> Set exercise: Note each line where "동사원형" appears, and copy it.

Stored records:
= = = =

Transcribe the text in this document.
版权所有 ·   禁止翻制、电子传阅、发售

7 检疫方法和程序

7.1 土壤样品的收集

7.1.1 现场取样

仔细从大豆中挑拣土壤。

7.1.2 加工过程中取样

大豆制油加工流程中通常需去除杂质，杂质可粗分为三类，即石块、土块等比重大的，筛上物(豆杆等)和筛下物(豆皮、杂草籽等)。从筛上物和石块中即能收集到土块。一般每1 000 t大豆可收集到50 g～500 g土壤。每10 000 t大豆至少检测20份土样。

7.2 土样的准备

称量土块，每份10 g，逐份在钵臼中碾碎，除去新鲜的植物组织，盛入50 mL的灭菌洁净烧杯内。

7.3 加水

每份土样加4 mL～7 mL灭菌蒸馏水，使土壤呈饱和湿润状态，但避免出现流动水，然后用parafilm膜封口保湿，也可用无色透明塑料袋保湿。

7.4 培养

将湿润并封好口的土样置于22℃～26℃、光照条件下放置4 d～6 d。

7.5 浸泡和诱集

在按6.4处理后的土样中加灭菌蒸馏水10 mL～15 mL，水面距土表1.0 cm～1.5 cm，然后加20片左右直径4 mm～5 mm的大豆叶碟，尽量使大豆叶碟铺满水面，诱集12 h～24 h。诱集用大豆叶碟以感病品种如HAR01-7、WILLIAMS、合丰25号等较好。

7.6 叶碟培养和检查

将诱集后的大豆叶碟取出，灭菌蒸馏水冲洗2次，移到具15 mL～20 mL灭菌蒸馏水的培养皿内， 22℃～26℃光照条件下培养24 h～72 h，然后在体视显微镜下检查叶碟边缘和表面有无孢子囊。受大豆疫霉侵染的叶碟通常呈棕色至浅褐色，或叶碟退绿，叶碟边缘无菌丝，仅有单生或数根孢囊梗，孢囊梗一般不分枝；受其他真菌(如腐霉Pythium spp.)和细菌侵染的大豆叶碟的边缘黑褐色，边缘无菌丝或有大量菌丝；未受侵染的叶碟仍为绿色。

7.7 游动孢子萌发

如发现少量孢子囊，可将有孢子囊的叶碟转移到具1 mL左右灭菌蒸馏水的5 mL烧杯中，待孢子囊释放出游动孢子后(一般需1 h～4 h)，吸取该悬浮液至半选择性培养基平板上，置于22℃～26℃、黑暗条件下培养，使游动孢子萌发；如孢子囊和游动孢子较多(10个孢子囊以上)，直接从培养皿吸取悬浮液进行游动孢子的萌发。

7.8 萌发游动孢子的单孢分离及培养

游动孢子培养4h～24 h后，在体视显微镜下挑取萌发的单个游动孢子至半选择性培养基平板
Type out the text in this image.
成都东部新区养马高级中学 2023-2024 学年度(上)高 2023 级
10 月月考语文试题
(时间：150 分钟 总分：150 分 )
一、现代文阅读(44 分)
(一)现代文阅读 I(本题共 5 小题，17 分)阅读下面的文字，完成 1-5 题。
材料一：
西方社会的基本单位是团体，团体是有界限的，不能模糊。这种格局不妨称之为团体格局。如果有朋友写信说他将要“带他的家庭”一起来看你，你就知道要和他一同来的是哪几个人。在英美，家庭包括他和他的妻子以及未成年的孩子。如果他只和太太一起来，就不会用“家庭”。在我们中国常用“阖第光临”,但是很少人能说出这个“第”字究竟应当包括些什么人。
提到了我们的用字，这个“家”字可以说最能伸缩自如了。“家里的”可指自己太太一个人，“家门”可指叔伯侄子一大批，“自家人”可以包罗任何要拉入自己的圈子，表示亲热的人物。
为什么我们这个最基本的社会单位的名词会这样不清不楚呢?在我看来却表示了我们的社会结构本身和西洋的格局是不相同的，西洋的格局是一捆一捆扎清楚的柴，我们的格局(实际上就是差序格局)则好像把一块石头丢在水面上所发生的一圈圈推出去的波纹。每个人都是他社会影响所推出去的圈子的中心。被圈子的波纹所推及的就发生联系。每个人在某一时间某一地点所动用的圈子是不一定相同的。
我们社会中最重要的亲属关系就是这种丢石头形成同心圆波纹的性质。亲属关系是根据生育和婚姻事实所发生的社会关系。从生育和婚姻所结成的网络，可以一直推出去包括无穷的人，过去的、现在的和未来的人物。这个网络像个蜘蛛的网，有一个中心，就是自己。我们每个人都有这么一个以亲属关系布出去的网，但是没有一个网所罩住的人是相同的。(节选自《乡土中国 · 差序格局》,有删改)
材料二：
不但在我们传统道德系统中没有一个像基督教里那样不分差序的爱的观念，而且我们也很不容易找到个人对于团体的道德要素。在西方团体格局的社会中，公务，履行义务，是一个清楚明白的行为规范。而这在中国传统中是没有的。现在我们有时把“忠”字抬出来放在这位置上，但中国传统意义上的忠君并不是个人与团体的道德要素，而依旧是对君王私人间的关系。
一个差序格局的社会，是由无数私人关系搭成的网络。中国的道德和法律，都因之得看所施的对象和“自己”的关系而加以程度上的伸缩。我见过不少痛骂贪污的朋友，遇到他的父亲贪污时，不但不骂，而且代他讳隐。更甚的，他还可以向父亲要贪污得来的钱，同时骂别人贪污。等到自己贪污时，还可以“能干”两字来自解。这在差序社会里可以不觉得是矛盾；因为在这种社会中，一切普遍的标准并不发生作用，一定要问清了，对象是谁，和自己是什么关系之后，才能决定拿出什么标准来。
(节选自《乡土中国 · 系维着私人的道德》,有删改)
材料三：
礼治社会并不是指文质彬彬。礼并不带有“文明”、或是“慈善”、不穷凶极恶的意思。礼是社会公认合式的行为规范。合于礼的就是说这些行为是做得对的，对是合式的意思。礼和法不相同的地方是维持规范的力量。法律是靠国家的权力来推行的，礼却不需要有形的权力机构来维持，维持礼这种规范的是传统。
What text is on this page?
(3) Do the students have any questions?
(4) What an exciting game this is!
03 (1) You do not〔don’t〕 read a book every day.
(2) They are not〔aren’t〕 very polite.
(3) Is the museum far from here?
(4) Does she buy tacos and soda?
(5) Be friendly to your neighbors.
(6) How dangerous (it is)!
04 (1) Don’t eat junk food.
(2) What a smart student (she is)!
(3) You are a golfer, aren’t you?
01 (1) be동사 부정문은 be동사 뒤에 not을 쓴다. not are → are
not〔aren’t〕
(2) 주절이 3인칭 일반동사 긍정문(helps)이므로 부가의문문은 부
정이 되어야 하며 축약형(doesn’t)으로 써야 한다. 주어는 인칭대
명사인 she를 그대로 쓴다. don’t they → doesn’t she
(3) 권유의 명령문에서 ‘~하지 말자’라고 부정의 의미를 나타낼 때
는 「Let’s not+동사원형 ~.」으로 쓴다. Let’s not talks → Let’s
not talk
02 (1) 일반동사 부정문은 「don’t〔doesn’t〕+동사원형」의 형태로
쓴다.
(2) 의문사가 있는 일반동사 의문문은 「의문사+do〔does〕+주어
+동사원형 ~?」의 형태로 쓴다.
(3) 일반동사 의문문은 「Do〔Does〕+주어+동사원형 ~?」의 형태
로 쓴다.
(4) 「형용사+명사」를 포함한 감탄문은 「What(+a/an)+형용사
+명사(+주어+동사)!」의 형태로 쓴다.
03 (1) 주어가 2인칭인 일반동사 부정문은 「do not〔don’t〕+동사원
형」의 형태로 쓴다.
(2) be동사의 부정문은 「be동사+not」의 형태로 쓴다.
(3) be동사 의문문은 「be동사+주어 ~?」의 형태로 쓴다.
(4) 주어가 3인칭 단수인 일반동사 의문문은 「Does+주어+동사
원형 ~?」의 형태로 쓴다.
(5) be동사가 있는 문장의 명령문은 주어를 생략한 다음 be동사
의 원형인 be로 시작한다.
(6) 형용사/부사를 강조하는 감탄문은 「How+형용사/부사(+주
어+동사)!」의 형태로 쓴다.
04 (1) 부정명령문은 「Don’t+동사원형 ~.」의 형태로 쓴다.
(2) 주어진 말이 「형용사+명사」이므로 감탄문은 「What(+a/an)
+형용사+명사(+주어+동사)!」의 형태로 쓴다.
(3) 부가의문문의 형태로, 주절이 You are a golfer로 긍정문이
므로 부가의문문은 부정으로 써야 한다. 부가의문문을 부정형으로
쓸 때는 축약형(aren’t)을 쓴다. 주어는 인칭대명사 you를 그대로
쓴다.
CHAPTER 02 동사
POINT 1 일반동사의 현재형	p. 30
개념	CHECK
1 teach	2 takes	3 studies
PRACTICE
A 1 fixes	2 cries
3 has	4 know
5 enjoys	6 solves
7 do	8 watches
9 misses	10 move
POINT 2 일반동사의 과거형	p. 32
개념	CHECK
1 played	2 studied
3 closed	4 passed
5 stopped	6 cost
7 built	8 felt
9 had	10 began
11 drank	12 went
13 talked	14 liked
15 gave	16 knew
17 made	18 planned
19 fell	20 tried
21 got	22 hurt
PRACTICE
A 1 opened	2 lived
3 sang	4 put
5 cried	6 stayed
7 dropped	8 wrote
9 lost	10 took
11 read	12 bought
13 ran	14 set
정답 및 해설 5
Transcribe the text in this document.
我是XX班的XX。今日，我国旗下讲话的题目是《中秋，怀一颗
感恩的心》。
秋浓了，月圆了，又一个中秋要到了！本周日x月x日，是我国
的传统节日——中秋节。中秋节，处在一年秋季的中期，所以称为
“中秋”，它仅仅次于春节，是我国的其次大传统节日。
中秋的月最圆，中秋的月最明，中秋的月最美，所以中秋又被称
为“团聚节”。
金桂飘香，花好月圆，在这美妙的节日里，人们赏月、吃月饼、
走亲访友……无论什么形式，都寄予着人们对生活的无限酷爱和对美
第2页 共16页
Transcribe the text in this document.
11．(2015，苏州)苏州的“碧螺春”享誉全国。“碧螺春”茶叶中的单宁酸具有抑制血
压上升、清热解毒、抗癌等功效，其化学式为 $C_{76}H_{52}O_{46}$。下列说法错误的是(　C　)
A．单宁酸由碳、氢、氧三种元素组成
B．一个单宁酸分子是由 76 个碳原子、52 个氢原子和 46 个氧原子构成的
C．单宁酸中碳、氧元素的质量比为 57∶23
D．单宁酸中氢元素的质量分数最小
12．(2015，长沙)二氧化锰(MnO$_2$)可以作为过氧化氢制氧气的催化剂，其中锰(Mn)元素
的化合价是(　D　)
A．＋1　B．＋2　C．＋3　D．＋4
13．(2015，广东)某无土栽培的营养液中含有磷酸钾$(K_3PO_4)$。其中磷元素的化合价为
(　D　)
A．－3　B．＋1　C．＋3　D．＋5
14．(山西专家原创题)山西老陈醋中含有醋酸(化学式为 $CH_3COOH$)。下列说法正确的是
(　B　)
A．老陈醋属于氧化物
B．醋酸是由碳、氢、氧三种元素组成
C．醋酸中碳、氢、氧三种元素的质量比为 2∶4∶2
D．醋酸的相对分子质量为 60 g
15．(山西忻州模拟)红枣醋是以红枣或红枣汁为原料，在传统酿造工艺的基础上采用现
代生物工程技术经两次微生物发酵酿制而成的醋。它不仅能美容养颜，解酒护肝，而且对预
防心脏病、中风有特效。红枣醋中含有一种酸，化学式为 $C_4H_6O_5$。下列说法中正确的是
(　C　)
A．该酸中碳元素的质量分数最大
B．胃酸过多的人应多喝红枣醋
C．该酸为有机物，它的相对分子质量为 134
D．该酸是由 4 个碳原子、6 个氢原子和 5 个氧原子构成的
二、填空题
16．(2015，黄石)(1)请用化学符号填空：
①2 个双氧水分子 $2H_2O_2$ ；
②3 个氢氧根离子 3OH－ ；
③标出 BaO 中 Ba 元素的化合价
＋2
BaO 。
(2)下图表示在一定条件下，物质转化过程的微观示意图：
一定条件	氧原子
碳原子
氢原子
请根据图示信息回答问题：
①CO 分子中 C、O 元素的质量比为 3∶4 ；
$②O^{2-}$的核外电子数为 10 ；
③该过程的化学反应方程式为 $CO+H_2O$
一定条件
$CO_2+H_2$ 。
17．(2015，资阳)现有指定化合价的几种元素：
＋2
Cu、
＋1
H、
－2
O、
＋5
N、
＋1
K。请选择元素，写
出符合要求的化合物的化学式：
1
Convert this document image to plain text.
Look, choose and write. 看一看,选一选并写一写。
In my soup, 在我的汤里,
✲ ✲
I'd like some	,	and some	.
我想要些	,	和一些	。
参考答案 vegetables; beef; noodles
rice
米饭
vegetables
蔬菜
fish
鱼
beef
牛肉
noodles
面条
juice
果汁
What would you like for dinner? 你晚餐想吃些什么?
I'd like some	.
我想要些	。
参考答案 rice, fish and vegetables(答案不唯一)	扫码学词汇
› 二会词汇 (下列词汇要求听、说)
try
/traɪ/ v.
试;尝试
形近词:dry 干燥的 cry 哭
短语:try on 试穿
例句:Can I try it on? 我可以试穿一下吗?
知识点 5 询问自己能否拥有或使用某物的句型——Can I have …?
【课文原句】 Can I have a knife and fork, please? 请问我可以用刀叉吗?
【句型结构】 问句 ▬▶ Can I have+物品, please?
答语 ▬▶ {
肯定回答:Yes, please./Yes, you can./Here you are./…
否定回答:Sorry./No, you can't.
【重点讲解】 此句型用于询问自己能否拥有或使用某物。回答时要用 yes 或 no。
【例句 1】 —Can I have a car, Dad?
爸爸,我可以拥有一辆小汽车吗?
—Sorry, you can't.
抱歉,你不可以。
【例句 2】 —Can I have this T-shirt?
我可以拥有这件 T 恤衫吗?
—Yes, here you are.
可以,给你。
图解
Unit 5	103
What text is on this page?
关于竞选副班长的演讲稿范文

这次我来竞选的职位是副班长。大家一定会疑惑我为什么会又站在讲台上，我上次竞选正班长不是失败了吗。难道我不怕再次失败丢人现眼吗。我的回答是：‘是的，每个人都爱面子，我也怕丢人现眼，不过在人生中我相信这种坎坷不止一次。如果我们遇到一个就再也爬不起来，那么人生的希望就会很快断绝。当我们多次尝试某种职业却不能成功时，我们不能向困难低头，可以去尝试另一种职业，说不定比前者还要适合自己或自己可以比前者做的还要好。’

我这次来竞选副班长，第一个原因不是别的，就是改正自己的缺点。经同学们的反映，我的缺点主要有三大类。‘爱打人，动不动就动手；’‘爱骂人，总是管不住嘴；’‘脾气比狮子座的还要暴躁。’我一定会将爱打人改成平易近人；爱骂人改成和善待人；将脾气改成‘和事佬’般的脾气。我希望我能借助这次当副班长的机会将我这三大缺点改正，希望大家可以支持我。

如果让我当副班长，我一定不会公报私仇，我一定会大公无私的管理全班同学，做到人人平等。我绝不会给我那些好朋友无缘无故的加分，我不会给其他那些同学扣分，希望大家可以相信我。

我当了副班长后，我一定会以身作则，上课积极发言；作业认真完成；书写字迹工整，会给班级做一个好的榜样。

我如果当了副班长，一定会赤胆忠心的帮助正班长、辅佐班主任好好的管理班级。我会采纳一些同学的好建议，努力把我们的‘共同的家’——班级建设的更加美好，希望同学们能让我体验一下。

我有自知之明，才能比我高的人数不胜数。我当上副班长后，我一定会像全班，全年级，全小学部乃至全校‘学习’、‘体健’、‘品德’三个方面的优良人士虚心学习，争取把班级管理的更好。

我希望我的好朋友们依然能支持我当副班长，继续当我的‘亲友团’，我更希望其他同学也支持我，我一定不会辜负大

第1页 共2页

= = = =

> Solution to the exercise:
는 「Let’s not+동사원형 ~.」으로 쓴다. Let’s not talks → Let’s
02 (1) 일반동사 부정문은 「don’t〔doesn’t〕+동사원형」의 형태로
+동사원형 ~?」의 형태로 쓴다.
(3) 일반동사 의문문은 「Do〔Does〕+주어+동사원형 ~?」의 형태
04 (1) 부정명령문은 「Don’t+동사원형 ~.」의 형태로 쓴다.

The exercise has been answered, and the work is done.